## DESCRIPTION OF THE TASK
Pull out every line in the data that has the string "экономической" in it.

---

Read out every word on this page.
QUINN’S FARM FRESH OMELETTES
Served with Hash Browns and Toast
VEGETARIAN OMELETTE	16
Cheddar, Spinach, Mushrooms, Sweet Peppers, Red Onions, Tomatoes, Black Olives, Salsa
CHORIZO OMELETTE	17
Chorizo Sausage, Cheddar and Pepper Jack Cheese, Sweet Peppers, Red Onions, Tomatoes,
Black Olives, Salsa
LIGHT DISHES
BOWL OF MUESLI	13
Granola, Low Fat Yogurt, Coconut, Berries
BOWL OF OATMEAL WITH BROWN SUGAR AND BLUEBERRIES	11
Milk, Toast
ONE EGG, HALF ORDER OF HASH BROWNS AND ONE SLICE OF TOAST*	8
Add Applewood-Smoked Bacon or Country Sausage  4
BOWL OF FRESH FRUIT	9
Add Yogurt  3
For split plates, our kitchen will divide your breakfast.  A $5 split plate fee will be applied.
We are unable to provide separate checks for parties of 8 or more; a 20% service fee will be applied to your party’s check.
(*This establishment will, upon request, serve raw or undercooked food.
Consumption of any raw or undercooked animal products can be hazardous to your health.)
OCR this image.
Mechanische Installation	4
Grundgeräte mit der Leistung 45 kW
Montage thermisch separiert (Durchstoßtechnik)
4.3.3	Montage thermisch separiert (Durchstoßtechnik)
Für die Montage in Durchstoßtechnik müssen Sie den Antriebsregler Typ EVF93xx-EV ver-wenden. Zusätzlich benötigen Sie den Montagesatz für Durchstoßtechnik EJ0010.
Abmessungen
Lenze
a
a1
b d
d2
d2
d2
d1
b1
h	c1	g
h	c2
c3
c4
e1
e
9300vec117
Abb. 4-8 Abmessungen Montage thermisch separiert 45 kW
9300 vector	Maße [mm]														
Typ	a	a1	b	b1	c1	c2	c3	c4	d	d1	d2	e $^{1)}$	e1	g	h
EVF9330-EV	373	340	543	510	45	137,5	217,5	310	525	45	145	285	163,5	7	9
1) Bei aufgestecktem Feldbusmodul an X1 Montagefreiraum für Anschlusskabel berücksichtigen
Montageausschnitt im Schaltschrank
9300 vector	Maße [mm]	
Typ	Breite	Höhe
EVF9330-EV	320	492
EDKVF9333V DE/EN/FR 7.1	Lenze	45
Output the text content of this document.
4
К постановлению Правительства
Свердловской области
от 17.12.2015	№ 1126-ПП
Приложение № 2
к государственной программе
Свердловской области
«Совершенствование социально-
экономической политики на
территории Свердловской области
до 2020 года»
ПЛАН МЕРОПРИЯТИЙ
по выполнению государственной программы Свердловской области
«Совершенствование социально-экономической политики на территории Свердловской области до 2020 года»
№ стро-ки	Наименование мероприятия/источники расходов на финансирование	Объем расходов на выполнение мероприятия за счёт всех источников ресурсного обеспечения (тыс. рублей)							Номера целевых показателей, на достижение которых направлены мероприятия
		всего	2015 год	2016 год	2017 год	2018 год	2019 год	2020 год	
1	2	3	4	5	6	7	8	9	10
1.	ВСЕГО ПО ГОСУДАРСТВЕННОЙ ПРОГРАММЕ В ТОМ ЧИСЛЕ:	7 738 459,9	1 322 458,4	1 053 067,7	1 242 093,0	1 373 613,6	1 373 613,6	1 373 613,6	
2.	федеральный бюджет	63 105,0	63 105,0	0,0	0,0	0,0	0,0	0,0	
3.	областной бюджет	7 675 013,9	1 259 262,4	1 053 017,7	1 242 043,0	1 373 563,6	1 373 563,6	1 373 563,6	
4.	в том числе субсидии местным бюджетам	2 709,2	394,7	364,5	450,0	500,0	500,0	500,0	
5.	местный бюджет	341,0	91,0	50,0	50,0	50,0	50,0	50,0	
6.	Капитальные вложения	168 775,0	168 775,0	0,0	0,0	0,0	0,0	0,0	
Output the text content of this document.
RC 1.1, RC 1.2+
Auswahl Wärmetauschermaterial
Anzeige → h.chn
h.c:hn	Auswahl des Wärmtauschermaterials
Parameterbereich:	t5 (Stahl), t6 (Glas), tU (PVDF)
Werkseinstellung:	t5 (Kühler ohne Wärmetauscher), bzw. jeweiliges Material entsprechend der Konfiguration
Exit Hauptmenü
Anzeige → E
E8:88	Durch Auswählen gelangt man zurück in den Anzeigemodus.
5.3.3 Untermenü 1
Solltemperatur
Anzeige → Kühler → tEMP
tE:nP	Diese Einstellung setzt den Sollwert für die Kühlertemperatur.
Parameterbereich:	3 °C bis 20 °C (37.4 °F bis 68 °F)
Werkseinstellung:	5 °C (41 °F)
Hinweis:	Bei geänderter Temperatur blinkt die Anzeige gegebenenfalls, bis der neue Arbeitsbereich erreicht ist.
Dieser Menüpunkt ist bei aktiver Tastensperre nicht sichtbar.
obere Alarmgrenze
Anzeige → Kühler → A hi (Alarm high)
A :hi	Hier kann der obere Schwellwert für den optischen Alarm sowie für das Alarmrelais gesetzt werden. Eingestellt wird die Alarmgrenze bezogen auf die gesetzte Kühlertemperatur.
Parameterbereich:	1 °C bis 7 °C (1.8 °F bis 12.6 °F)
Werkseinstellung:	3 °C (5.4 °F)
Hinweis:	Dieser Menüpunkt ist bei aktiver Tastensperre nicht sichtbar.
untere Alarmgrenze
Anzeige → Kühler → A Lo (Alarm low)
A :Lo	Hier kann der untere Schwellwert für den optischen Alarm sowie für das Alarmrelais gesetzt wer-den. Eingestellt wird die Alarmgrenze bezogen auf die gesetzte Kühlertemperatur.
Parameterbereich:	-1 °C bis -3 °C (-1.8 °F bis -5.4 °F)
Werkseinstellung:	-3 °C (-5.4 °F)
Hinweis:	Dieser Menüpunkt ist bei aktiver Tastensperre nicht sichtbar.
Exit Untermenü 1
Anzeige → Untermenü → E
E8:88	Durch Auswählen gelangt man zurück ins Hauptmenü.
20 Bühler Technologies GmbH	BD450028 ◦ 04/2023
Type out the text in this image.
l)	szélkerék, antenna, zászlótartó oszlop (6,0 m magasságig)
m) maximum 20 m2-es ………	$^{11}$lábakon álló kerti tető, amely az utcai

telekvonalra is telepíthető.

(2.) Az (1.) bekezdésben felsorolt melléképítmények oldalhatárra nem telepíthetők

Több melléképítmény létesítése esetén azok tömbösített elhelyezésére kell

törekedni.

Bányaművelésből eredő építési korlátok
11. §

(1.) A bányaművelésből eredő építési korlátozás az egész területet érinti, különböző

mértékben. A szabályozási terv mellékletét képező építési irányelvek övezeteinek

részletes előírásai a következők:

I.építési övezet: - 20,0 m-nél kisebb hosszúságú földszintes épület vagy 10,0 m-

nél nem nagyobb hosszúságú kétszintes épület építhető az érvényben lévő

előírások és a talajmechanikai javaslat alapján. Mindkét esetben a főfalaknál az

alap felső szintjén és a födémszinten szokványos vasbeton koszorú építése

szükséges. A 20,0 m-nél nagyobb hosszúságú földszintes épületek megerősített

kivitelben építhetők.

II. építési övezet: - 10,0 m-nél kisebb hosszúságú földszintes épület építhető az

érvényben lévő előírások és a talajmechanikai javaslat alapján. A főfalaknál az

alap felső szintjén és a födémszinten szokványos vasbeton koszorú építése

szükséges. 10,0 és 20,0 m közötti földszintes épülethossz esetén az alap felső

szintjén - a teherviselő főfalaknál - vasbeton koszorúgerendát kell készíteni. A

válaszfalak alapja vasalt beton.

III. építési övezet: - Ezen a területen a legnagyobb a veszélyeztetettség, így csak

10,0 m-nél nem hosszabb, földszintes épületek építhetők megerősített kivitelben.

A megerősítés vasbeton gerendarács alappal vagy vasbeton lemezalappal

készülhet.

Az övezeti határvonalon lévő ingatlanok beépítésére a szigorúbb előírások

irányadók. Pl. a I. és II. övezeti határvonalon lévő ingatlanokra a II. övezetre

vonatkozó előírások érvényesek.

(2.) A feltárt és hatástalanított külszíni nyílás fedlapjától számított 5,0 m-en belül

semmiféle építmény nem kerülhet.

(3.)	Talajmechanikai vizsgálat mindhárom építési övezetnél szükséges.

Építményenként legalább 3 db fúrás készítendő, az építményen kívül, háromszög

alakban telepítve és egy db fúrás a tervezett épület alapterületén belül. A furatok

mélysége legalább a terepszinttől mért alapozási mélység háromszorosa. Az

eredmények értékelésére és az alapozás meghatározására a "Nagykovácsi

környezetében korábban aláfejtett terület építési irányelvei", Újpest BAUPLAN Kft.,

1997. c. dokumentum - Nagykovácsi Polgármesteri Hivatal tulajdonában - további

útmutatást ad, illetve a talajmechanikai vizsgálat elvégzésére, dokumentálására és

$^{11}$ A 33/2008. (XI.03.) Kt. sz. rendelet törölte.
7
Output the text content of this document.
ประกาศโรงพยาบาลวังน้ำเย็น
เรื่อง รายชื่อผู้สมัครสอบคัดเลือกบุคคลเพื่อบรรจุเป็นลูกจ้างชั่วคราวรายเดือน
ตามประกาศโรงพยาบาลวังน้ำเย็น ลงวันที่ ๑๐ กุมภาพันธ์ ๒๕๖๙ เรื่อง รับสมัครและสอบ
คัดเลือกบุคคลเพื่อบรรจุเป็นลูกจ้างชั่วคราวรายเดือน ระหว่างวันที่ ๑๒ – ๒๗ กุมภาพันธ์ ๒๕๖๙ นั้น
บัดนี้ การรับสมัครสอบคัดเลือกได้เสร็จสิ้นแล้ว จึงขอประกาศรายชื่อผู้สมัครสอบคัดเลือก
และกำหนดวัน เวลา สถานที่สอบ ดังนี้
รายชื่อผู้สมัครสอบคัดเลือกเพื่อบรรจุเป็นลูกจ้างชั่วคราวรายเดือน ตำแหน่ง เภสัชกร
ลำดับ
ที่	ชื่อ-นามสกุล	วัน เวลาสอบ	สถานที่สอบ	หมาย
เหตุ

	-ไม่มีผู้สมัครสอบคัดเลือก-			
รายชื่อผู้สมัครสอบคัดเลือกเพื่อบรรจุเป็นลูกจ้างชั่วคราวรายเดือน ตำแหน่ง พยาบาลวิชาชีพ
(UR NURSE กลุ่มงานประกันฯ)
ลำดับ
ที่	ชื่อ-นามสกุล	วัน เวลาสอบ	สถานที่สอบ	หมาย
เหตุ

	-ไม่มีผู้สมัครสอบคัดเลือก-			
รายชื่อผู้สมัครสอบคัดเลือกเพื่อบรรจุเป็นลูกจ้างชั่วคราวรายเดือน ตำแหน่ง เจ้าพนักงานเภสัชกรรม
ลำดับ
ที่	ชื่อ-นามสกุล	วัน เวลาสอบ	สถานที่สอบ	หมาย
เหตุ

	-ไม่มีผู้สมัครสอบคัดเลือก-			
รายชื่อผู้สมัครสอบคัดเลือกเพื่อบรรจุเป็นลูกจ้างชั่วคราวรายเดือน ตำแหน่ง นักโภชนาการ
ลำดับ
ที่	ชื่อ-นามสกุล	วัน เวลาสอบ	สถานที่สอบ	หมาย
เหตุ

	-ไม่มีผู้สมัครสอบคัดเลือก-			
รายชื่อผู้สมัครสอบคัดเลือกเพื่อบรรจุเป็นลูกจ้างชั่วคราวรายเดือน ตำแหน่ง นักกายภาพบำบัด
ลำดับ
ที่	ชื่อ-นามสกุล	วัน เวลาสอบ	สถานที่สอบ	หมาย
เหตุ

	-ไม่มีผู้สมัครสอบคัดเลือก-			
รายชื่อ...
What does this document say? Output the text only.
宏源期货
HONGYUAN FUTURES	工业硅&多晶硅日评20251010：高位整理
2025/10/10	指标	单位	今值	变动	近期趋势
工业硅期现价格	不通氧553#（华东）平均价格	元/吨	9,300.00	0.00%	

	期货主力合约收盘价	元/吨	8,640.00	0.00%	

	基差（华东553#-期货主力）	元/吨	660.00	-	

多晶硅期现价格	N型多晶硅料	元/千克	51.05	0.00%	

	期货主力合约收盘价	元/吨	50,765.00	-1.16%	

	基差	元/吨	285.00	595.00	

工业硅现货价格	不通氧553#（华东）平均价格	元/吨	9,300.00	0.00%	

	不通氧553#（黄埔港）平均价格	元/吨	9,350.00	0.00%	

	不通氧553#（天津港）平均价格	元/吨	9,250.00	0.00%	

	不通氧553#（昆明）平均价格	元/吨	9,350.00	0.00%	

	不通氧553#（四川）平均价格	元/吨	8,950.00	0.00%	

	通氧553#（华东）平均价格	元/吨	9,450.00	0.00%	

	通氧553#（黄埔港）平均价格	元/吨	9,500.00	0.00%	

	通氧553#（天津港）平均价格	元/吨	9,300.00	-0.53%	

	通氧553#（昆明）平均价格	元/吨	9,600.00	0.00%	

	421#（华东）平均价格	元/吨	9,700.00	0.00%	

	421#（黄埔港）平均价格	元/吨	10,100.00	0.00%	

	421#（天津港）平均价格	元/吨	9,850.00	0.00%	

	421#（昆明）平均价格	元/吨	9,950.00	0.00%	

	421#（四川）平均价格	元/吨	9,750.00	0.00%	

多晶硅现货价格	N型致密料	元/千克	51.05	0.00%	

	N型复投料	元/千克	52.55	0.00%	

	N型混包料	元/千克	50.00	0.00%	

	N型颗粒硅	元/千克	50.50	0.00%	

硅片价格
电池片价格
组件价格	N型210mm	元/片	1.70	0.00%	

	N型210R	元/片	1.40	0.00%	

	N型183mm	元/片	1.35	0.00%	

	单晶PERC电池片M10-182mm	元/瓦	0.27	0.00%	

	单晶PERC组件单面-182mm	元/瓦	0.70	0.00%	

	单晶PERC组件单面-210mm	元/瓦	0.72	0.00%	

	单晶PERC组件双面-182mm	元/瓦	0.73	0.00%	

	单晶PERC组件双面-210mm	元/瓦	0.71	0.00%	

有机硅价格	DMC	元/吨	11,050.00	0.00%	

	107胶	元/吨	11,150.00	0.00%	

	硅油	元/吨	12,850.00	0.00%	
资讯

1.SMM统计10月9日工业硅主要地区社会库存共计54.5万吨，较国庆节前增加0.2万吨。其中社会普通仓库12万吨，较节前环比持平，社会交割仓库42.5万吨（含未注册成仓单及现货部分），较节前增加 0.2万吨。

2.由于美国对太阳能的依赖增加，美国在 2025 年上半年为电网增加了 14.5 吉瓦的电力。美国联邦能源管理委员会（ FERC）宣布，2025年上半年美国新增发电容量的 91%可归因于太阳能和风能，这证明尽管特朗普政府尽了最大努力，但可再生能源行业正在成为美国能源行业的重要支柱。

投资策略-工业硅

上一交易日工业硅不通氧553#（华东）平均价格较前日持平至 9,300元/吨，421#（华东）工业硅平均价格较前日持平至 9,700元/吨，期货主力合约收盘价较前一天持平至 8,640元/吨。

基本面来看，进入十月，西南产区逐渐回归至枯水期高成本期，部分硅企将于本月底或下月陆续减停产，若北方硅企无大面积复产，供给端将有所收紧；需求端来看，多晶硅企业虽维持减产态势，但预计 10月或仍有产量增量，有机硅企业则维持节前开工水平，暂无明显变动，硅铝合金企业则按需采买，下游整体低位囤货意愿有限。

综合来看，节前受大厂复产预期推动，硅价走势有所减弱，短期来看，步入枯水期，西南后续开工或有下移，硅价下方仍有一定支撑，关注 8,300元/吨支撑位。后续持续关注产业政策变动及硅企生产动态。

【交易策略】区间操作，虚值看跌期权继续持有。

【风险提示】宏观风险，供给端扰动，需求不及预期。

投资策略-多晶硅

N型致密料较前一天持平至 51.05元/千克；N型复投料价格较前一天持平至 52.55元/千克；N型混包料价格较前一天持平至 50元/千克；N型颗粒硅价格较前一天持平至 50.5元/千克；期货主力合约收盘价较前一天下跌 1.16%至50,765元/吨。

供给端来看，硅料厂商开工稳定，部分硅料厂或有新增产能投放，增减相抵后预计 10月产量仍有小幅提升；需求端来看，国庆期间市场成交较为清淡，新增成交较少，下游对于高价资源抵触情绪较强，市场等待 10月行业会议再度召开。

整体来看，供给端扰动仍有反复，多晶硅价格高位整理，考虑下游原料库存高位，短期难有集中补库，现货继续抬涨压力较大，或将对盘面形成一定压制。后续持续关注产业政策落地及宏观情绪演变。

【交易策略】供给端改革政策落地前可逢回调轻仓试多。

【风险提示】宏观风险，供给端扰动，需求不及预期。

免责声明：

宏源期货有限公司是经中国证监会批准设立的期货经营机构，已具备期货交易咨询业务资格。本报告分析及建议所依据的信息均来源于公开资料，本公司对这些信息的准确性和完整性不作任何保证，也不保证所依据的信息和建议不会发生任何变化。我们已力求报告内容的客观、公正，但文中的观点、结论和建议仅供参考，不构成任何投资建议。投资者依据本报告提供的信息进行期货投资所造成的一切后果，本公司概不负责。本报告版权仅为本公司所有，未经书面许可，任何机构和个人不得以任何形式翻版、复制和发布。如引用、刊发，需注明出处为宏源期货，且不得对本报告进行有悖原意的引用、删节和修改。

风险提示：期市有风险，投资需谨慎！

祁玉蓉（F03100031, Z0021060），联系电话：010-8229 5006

---

## ANSWER IN FULL
экономической политики на
«Совершенствование социально-экономической политики на территории Свердловской области до 2020 года»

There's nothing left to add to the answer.